- What to work on: Substitute "heart-ornament-icon" for every occurrence of "heart-scroll-icon" in the items, starting with the line containing "file-letter-bottom-h: H xyxy=(273,877,332,923)" and going on through the line containing "square-h3[interactable] xyxy=(408,316,542,383)". Return only those lines, with everything else left unchanged.

————————

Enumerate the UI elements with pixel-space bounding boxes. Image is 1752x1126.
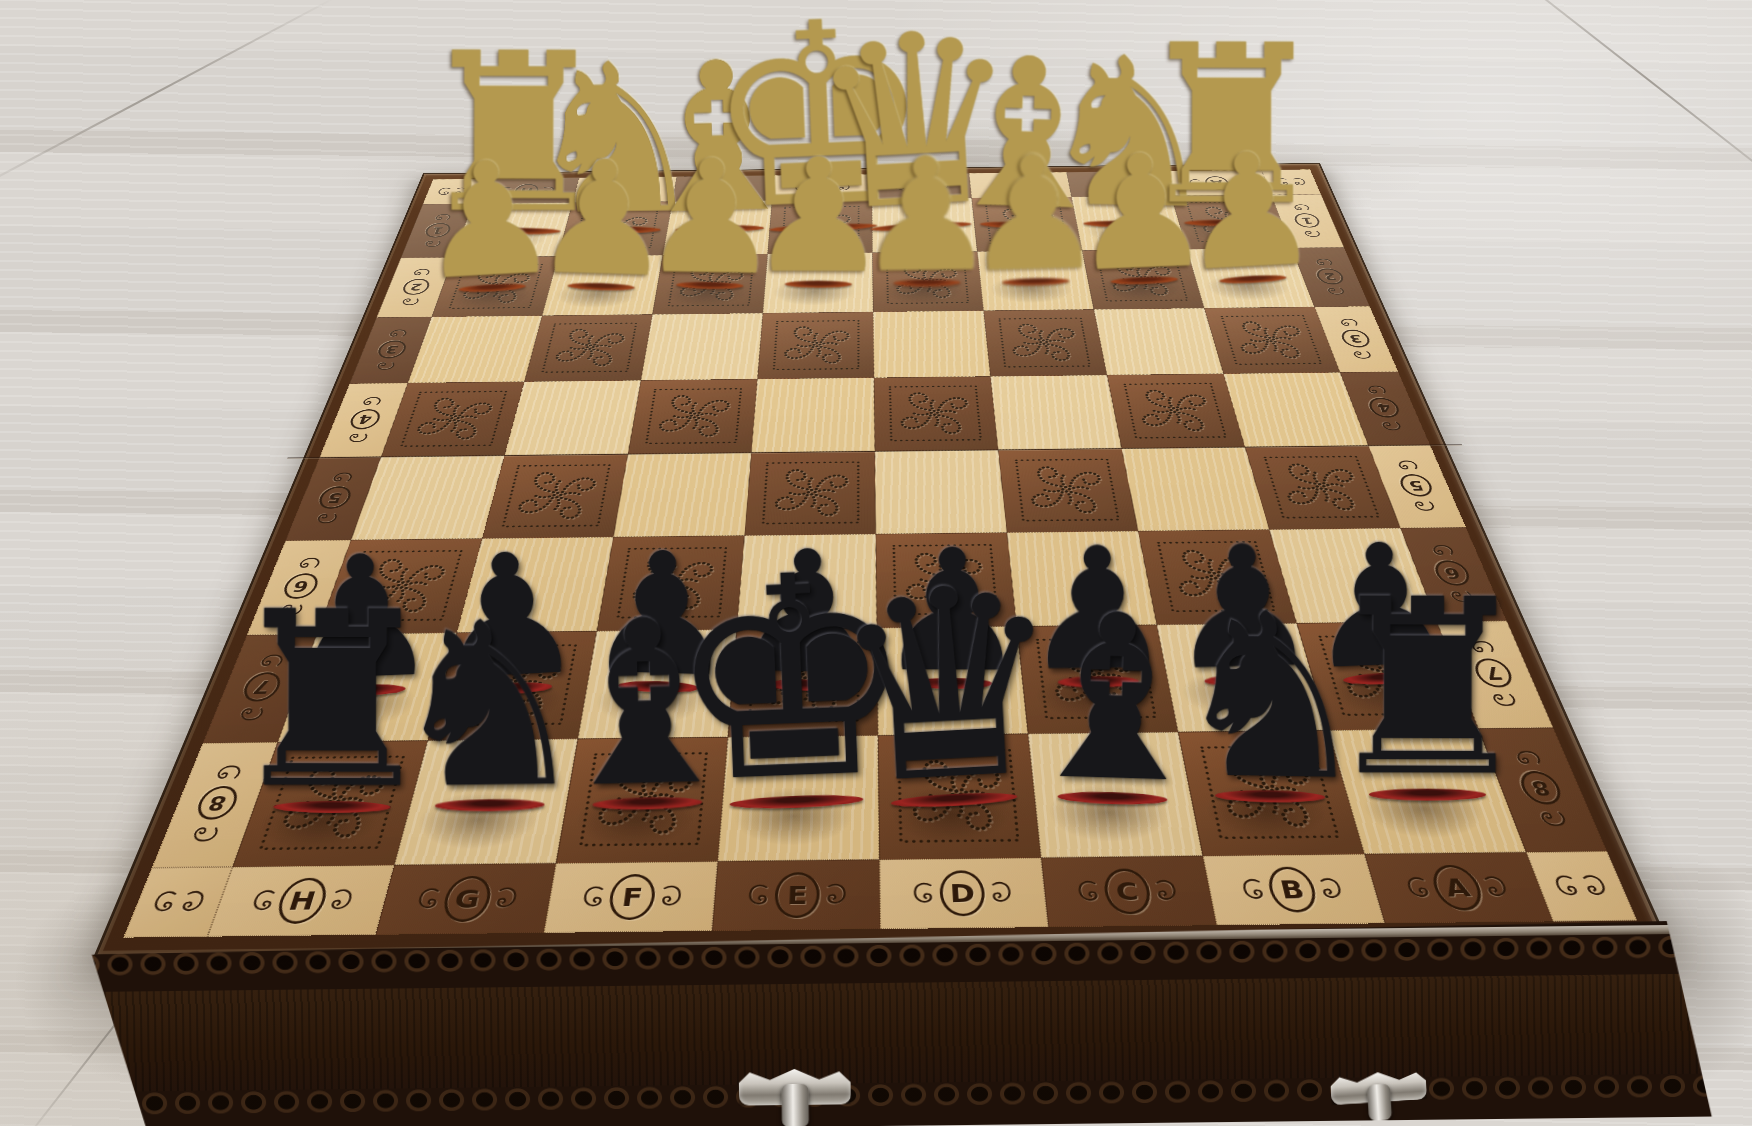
file-letter-bottom-h: H xyxy=(273,877,332,923)
carved-square-ornament-icon xyxy=(534,319,643,376)
rank-number-left-3: 3 xyxy=(375,340,409,358)
square-d4[interactable] xyxy=(874,376,998,451)
heart-scroll-icon xyxy=(1350,350,1375,360)
heart-scroll-icon xyxy=(1394,459,1422,471)
piece-black-bishop-f8[interactable]: ♝ xyxy=(540,597,749,812)
heart-scroll-icon xyxy=(1238,877,1268,903)
square-f8[interactable]: ♝ xyxy=(556,737,728,863)
file-letter-bottom-d: D xyxy=(939,870,986,916)
heart-scroll-icon xyxy=(247,888,280,914)
square-f3[interactable] xyxy=(641,313,763,380)
heart-scroll-icon xyxy=(492,885,521,911)
board-grid: HGFEDCBA1♜♞♝♚♛♝♞♜12♟♟♟♟♟♟♟♟2334455667♟♟♟… xyxy=(123,169,1637,937)
heart-scroll-icon xyxy=(910,880,935,906)
bottom-file-label-cell: E xyxy=(712,859,880,930)
queen-glyph: ♛ xyxy=(825,560,1071,811)
file-letter-bottom-b: B xyxy=(1264,866,1320,912)
carved-square-ornament-icon xyxy=(638,384,748,448)
heart-scroll-icon xyxy=(147,889,181,915)
heart-scroll-icon xyxy=(1324,287,1348,296)
file-letter-bottom-c: C xyxy=(1102,868,1154,914)
square-h3[interactable] xyxy=(408,316,542,383)
square-b3[interactable] xyxy=(1094,308,1224,375)
carved-square-ornament-icon xyxy=(392,387,514,451)
heart-scroll-icon xyxy=(1402,875,1434,901)
heart-scroll-icon xyxy=(824,881,849,907)
file-letter-bottom-e: E xyxy=(774,872,820,918)
rank-number-right-3: 3 xyxy=(1338,329,1372,347)
heart-scroll-icon xyxy=(988,879,1014,905)
square-g4[interactable] xyxy=(504,380,640,455)
heart-scroll-icon xyxy=(373,361,398,371)
file-letter-bottom-g: G xyxy=(440,875,495,921)
heart-scroll-icon xyxy=(1316,876,1347,902)
chess-photo-scene: chess HGFEDCBA1♜♞♝♚♛♝♞♜12♟♟♟♟♟♟♟♟2334455… xyxy=(0,0,1752,1126)
border-corner-bottom-right xyxy=(1526,851,1637,921)
heart-scroll-icon xyxy=(1363,384,1389,395)
bottom-file-label-cell: A xyxy=(1364,852,1553,923)
heart-scroll-icon xyxy=(1535,810,1572,829)
square-a2[interactable]: ♟ xyxy=(1187,248,1315,308)
chess-board[interactable]: HGFEDCBA1♜♞♝♚♛♝♞♜12♟♟♟♟♟♟♟♟2334455667♟♟♟… xyxy=(93,163,1667,957)
heart-scroll-icon xyxy=(344,432,370,443)
rank-number-left-5: 5 xyxy=(315,486,354,509)
square-b4[interactable] xyxy=(1107,374,1245,449)
heart-scroll-icon xyxy=(1337,318,1361,328)
bottom-file-label-cell: H xyxy=(207,865,394,937)
board-tilt-wrapper: HGFEDCBA1♜♞♝♚♛♝♞♜12♟♟♟♟♟♟♟♟2334455667♟♟♟… xyxy=(0,0,1752,1126)
heart-scroll-icon xyxy=(187,825,223,844)
rank-number-left-4: 4 xyxy=(347,409,383,429)
clasp-barrel xyxy=(1367,1084,1392,1121)
heart-scroll-icon xyxy=(745,882,771,908)
square-f4[interactable] xyxy=(628,379,757,454)
square-g3[interactable] xyxy=(524,314,652,381)
bottom-file-label-cell: D xyxy=(879,858,1048,929)
heart-scroll-icon xyxy=(579,884,607,910)
heart-scroll-icon xyxy=(359,396,385,407)
metal-clasp-center xyxy=(738,1068,851,1126)
square-e4[interactable] xyxy=(751,378,874,453)
carved-square-ornament-icon xyxy=(1117,379,1234,442)
square-e3[interactable] xyxy=(757,312,874,379)
carved-square-ornament-icon xyxy=(1214,312,1329,369)
square-b8[interactable]: ♞ xyxy=(1178,730,1364,856)
heart-scroll-icon xyxy=(329,471,356,483)
heart-scroll-icon xyxy=(1074,879,1102,905)
heart-scroll-icon xyxy=(1480,874,1513,900)
file-letter-bottom-a: A xyxy=(1427,864,1487,910)
square-d3[interactable] xyxy=(873,311,990,378)
file-letter-bottom-f: F xyxy=(607,873,658,919)
heart-scroll-icon xyxy=(326,887,358,913)
rank-number-right-4: 4 xyxy=(1366,398,1402,418)
heart-scroll-icon xyxy=(1578,873,1613,899)
heart-scroll-icon xyxy=(398,297,421,306)
heart-scroll-icon xyxy=(176,889,210,915)
bottom-file-label-cell: G xyxy=(376,863,556,935)
metal-clasp-right xyxy=(1330,1069,1429,1123)
right-rank-label-cell: 3 xyxy=(1315,306,1399,372)
heart-scroll-icon xyxy=(413,886,443,912)
piece-black-knight-b8[interactable]: ♞ xyxy=(1168,591,1375,804)
piece-black-queen-d8[interactable]: ♛ xyxy=(825,560,1071,812)
piece-white-pawn-a2[interactable]: ♟ xyxy=(1175,136,1323,287)
square-d8[interactable]: ♛ xyxy=(878,734,1041,860)
heart-scroll-icon xyxy=(1378,421,1405,432)
carved-square-ornament-icon xyxy=(992,314,1097,371)
heart-scroll-icon xyxy=(1549,873,1583,899)
heart-scroll-icon xyxy=(1152,878,1181,904)
rank-number-right-5: 5 xyxy=(1396,474,1435,497)
bottom-file-label-cell: F xyxy=(544,861,718,933)
clasp-barrel xyxy=(781,1084,808,1126)
heart-scroll-icon xyxy=(386,328,410,338)
heart-scroll-icon xyxy=(658,883,685,909)
carved-square-ornament-icon xyxy=(767,317,866,374)
square-c3[interactable] xyxy=(984,309,1107,376)
bishop-glyph: ♝ xyxy=(540,597,749,811)
bottom-file-label-cell: B xyxy=(1203,854,1385,925)
bottom-file-label-cell: C xyxy=(1041,856,1217,927)
square-c4[interactable] xyxy=(990,375,1121,450)
pawn-glyph: ♟ xyxy=(1175,136,1323,288)
knight-glyph: ♞ xyxy=(1168,591,1375,803)
board-frame: HGFEDCBA1♜♞♝♚♛♝♞♜12♟♟♟♟♟♟♟♟2334455667♟♟♟… xyxy=(93,163,1667,957)
carved-square-ornament-icon xyxy=(883,382,989,446)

————————

- Exercise output:
file-letter-bottom-h: H xyxy=(273,877,332,923)
carved-square-ornament-icon xyxy=(534,319,643,376)
rank-number-left-3: 3 xyxy=(375,340,409,358)
square-d4[interactable] xyxy=(874,376,998,451)
heart-ornament-icon xyxy=(1350,350,1375,360)
heart-ornament-icon xyxy=(1394,459,1422,471)
piece-black-bishop-f8[interactable]: ♝ xyxy=(540,597,749,812)
heart-ornament-icon xyxy=(1238,877,1268,903)
square-f8[interactable]: ♝ xyxy=(556,737,728,863)
file-letter-bottom-d: D xyxy=(939,870,986,916)
heart-ornament-icon xyxy=(247,888,280,914)
square-f3[interactable] xyxy=(641,313,763,380)
heart-ornament-icon xyxy=(492,885,521,911)
board-grid: HGFEDCBA1♜♞♝♚♛♝♞♜12♟♟♟♟♟♟♟♟2334455667♟♟♟… xyxy=(123,169,1637,937)
heart-ornament-icon xyxy=(910,880,935,906)
bottom-file-label-cell: E xyxy=(712,859,880,930)
queen-glyph: ♛ xyxy=(825,560,1071,811)
file-letter-bottom-b: B xyxy=(1264,866,1320,912)
carved-square-ornament-icon xyxy=(638,384,748,448)
heart-ornament-icon xyxy=(147,889,181,915)
heart-ornament-icon xyxy=(1324,287,1348,296)
file-letter-bottom-c: C xyxy=(1102,868,1154,914)
square-h3[interactable] xyxy=(408,316,542,383)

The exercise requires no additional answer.